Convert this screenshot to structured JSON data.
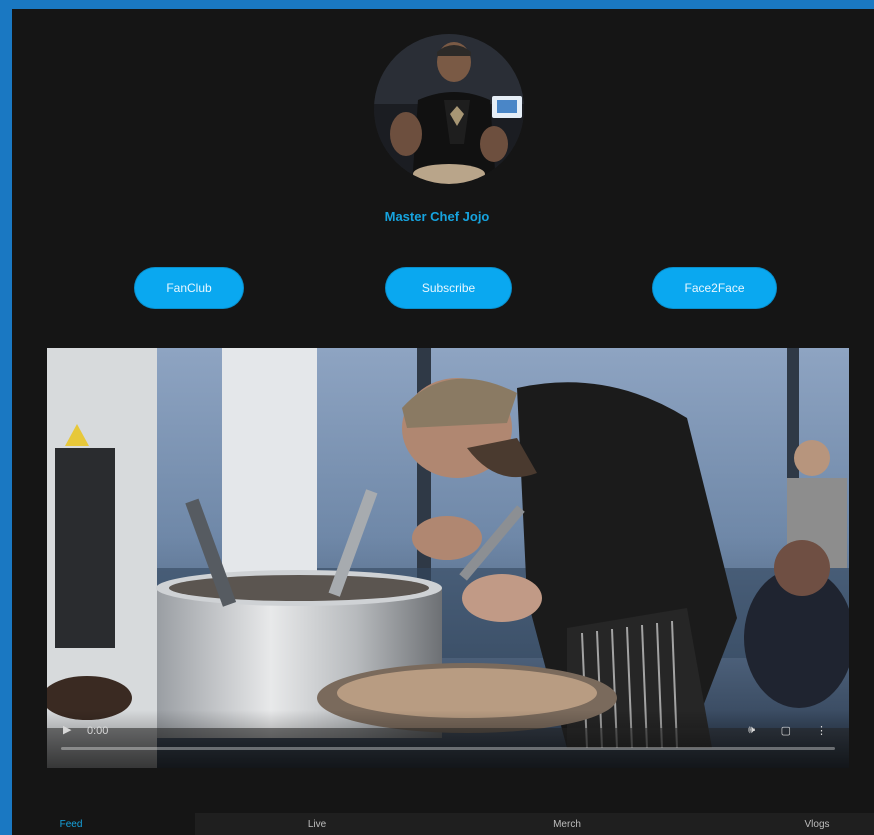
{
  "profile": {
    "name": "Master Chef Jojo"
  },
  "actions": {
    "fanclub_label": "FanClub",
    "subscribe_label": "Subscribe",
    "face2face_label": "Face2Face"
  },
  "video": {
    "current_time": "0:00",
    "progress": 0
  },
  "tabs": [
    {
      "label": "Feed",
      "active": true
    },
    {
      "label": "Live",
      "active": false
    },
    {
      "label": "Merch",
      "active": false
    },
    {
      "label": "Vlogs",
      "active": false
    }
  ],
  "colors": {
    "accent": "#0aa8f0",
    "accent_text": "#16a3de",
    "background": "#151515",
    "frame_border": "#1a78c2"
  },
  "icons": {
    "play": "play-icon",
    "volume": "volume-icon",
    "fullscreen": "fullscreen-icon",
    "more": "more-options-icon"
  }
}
____________
:: WHAT YOU WILL DO ::
Output every entry verbatim. Pictures do not belong in the copy.

:: SOLUTION FOR THIS TASK ::
Convert this screenshot to structured JSON data.
{
  "profile": {
    "name": "Master Chef Jojo"
  },
  "actions": {
    "fanclub_label": "FanClub",
    "subscribe_label": "Subscribe",
    "face2face_label": "Face2Face"
  },
  "video": {
    "current_time": "0:00",
    "progress": 0
  },
  "tabs": [
    {
      "label": "Feed",
      "active": true
    },
    {
      "label": "Live",
      "active": false
    },
    {
      "label": "Merch",
      "active": false
    },
    {
      "label": "Vlogs",
      "active": false
    }
  ],
  "colors": {
    "accent": "#0aa8f0",
    "accent_text": "#16a3de",
    "background": "#151515",
    "frame_border": "#1a78c2"
  },
  "icons": {
    "play": "play-icon",
    "volume": "volume-icon",
    "fullscreen": "fullscreen-icon",
    "more": "more-options-icon"
  }
}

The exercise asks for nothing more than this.